------ RECORDED INFORMATION

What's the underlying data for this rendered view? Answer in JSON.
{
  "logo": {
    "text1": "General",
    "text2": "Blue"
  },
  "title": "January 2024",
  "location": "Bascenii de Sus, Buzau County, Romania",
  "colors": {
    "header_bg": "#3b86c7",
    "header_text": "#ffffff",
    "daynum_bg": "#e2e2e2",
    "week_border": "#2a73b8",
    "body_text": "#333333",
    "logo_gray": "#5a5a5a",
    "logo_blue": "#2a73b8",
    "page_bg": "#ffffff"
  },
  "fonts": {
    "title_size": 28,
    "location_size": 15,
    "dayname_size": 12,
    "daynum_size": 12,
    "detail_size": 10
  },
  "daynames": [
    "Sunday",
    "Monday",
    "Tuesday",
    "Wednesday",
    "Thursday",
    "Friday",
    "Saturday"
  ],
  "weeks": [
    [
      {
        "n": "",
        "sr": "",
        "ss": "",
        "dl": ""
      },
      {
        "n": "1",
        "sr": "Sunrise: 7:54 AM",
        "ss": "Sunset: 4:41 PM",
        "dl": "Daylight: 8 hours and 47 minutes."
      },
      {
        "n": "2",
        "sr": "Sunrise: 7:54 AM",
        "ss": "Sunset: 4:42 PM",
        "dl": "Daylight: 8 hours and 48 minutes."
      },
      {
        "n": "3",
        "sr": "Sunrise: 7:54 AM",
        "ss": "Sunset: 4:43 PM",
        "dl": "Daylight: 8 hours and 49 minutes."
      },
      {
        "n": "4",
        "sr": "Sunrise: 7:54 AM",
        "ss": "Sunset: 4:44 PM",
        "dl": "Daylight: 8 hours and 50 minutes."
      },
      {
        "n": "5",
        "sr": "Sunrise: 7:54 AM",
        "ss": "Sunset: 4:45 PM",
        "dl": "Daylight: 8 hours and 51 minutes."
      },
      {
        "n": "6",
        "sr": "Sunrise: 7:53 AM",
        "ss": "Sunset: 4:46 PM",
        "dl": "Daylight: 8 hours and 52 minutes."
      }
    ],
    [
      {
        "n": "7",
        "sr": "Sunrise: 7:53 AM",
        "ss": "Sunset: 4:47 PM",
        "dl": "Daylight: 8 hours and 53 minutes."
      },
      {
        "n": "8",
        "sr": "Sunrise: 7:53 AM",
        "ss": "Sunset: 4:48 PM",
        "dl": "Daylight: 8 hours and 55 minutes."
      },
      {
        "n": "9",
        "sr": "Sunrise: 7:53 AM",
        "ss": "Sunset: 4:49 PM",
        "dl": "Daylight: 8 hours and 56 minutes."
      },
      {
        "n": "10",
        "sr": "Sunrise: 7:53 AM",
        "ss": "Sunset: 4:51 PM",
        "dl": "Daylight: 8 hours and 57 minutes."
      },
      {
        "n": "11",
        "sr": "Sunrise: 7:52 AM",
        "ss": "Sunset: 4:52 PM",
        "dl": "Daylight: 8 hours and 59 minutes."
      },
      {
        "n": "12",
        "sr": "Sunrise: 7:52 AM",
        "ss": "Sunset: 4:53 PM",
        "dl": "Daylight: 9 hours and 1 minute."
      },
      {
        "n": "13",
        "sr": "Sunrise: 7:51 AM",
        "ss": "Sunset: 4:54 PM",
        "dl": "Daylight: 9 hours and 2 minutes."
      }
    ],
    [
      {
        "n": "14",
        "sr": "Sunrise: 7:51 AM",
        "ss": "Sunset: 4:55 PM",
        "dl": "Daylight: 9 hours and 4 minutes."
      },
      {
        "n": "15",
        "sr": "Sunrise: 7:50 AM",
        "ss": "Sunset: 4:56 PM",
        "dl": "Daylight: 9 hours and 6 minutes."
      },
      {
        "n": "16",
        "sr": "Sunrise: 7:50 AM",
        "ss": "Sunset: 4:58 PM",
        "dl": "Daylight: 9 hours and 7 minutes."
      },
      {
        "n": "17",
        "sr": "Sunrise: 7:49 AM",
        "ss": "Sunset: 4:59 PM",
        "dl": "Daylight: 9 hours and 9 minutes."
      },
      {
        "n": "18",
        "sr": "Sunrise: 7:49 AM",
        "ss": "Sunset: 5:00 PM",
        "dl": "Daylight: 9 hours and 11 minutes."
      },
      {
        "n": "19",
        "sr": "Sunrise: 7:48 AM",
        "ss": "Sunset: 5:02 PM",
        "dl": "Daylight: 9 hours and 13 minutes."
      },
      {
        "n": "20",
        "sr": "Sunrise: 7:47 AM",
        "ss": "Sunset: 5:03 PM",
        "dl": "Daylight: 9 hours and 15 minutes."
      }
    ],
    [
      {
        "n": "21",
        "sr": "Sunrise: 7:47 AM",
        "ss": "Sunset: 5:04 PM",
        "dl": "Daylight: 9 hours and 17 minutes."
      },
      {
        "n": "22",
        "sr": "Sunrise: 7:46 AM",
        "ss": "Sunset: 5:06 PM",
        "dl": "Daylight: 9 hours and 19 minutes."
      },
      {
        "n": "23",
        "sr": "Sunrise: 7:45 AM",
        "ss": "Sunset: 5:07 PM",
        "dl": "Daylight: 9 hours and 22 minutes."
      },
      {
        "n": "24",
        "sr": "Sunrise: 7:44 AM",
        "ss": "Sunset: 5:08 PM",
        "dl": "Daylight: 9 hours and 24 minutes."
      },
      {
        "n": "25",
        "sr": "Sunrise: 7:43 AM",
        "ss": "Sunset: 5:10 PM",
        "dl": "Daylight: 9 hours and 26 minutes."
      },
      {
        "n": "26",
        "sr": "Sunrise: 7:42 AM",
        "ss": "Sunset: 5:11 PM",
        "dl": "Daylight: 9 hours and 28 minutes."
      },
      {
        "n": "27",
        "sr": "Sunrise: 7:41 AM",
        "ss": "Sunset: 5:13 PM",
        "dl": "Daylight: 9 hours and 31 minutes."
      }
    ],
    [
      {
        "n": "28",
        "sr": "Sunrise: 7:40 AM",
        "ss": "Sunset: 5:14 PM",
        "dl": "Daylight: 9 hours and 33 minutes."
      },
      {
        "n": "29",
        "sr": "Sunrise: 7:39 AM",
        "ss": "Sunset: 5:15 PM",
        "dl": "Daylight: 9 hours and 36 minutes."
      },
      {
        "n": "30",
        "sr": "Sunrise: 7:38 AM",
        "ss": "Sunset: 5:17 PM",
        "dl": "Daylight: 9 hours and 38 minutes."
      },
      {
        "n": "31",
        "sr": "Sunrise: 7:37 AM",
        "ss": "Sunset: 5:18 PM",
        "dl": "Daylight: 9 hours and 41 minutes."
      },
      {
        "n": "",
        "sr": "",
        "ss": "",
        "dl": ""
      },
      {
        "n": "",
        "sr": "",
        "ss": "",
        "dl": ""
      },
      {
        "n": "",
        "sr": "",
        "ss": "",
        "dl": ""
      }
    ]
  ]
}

------------

STATED TASK: Write out the whole listing again. Match it word for word.

ANSWER TO THIS EXERCISE:
What's the underlying data for this rendered view? Answer in JSON.
{
  "logo": {
    "text1": "General",
    "text2": "Blue"
  },
  "title": "January 2024",
  "location": "Bascenii de Sus, Buzau County, Romania",
  "colors": {
    "header_bg": "#3b86c7",
    "header_text": "#ffffff",
    "daynum_bg": "#e2e2e2",
    "week_border": "#2a73b8",
    "body_text": "#333333",
    "logo_gray": "#5a5a5a",
    "logo_blue": "#2a73b8",
    "page_bg": "#ffffff"
  },
  "fonts": {
    "title_size": 28,
    "location_size": 15,
    "dayname_size": 12,
    "daynum_size": 12,
    "detail_size": 10
  },
  "daynames": [
    "Sunday",
    "Monday",
    "Tuesday",
    "Wednesday",
    "Thursday",
    "Friday",
    "Saturday"
  ],
  "weeks": [
    [
      {
        "n": "",
        "sr": "",
        "ss": "",
        "dl": ""
      },
      {
        "n": "1",
        "sr": "Sunrise: 7:54 AM",
        "ss": "Sunset: 4:41 PM",
        "dl": "Daylight: 8 hours and 47 minutes."
      },
      {
        "n": "2",
        "sr": "Sunrise: 7:54 AM",
        "ss": "Sunset: 4:42 PM",
        "dl": "Daylight: 8 hours and 48 minutes."
      },
      {
        "n": "3",
        "sr": "Sunrise: 7:54 AM",
        "ss": "Sunset: 4:43 PM",
        "dl": "Daylight: 8 hours and 49 minutes."
      },
      {
        "n": "4",
        "sr": "Sunrise: 7:54 AM",
        "ss": "Sunset: 4:44 PM",
        "dl": "Daylight: 8 hours and 50 minutes."
      },
      {
        "n": "5",
        "sr": "Sunrise: 7:54 AM",
        "ss": "Sunset: 4:45 PM",
        "dl": "Daylight: 8 hours and 51 minutes."
      },
      {
        "n": "6",
        "sr": "Sunrise: 7:53 AM",
        "ss": "Sunset: 4:46 PM",
        "dl": "Daylight: 8 hours and 52 minutes."
      }
    ],
    [
      {
        "n": "7",
        "sr": "Sunrise: 7:53 AM",
        "ss": "Sunset: 4:47 PM",
        "dl": "Daylight: 8 hours and 53 minutes."
      },
      {
        "n": "8",
        "sr": "Sunrise: 7:53 AM",
        "ss": "Sunset: 4:48 PM",
        "dl": "Daylight: 8 hours and 55 minutes."
      },
      {
        "n": "9",
        "sr": "Sunrise: 7:53 AM",
        "ss": "Sunset: 4:49 PM",
        "dl": "Daylight: 8 hours and 56 minutes."
      },
      {
        "n": "10",
        "sr": "Sunrise: 7:53 AM",
        "ss": "Sunset: 4:51 PM",
        "dl": "Daylight: 8 hours and 57 minutes."
      },
      {
        "n": "11",
        "sr": "Sunrise: 7:52 AM",
        "ss": "Sunset: 4:52 PM",
        "dl": "Daylight: 8 hours and 59 minutes."
      },
      {
        "n": "12",
        "sr": "Sunrise: 7:52 AM",
        "ss": "Sunset: 4:53 PM",
        "dl": "Daylight: 9 hours and 1 minute."
      },
      {
        "n": "13",
        "sr": "Sunrise: 7:51 AM",
        "ss": "Sunset: 4:54 PM",
        "dl": "Daylight: 9 hours and 2 minutes."
      }
    ],
    [
      {
        "n": "14",
        "sr": "Sunrise: 7:51 AM",
        "ss": "Sunset: 4:55 PM",
        "dl": "Daylight: 9 hours and 4 minutes."
      },
      {
        "n": "15",
        "sr": "Sunrise: 7:50 AM",
        "ss": "Sunset: 4:56 PM",
        "dl": "Daylight: 9 hours and 6 minutes."
      },
      {
        "n": "16",
        "sr": "Sunrise: 7:50 AM",
        "ss": "Sunset: 4:58 PM",
        "dl": "Daylight: 9 hours and 7 minutes."
      },
      {
        "n": "17",
        "sr": "Sunrise: 7:49 AM",
        "ss": "Sunset: 4:59 PM",
        "dl": "Daylight: 9 hours and 9 minutes."
      },
      {
        "n": "18",
        "sr": "Sunrise: 7:49 AM",
        "ss": "Sunset: 5:00 PM",
        "dl": "Daylight: 9 hours and 11 minutes."
      },
      {
        "n": "19",
        "sr": "Sunrise: 7:48 AM",
        "ss": "Sunset: 5:02 PM",
        "dl": "Daylight: 9 hours and 13 minutes."
      },
      {
        "n": "20",
        "sr": "Sunrise: 7:47 AM",
        "ss": "Sunset: 5:03 PM",
        "dl": "Daylight: 9 hours and 15 minutes."
      }
    ],
    [
      {
        "n": "21",
        "sr": "Sunrise: 7:47 AM",
        "ss": "Sunset: 5:04 PM",
        "dl": "Daylight: 9 hours and 17 minutes."
      },
      {
        "n": "22",
        "sr": "Sunrise: 7:46 AM",
        "ss": "Sunset: 5:06 PM",
        "dl": "Daylight: 9 hours and 19 minutes."
      },
      {
        "n": "23",
        "sr": "Sunrise: 7:45 AM",
        "ss": "Sunset: 5:07 PM",
        "dl": "Daylight: 9 hours and 22 minutes."
      },
      {
        "n": "24",
        "sr": "Sunrise: 7:44 AM",
        "ss": "Sunset: 5:08 PM",
        "dl": "Daylight: 9 hours and 24 minutes."
      },
      {
        "n": "25",
        "sr": "Sunrise: 7:43 AM",
        "ss": "Sunset: 5:10 PM",
        "dl": "Daylight: 9 hours and 26 minutes."
      },
      {
        "n": "26",
        "sr": "Sunrise: 7:42 AM",
        "ss": "Sunset: 5:11 PM",
        "dl": "Daylight: 9 hours and 28 minutes."
      },
      {
        "n": "27",
        "sr": "Sunrise: 7:41 AM",
        "ss": "Sunset: 5:13 PM",
        "dl": "Daylight: 9 hours and 31 minutes."
      }
    ],
    [
      {
        "n": "28",
        "sr": "Sunrise: 7:40 AM",
        "ss": "Sunset: 5:14 PM",
        "dl": "Daylight: 9 hours and 33 minutes."
      },
      {
        "n": "29",
        "sr": "Sunrise: 7:39 AM",
        "ss": "Sunset: 5:15 PM",
        "dl": "Daylight: 9 hours and 36 minutes."
      },
      {
        "n": "30",
        "sr": "Sunrise: 7:38 AM",
        "ss": "Sunset: 5:17 PM",
        "dl": "Daylight: 9 hours and 38 minutes."
      },
      {
        "n": "31",
        "sr": "Sunrise: 7:37 AM",
        "ss": "Sunset: 5:18 PM",
        "dl": "Daylight: 9 hours and 41 minutes."
      },
      {
        "n": "",
        "sr": "",
        "ss": "",
        "dl": ""
      },
      {
        "n": "",
        "sr": "",
        "ss": "",
        "dl": ""
      },
      {
        "n": "",
        "sr": "",
        "ss": "",
        "dl": ""
      }
    ]
  ]
}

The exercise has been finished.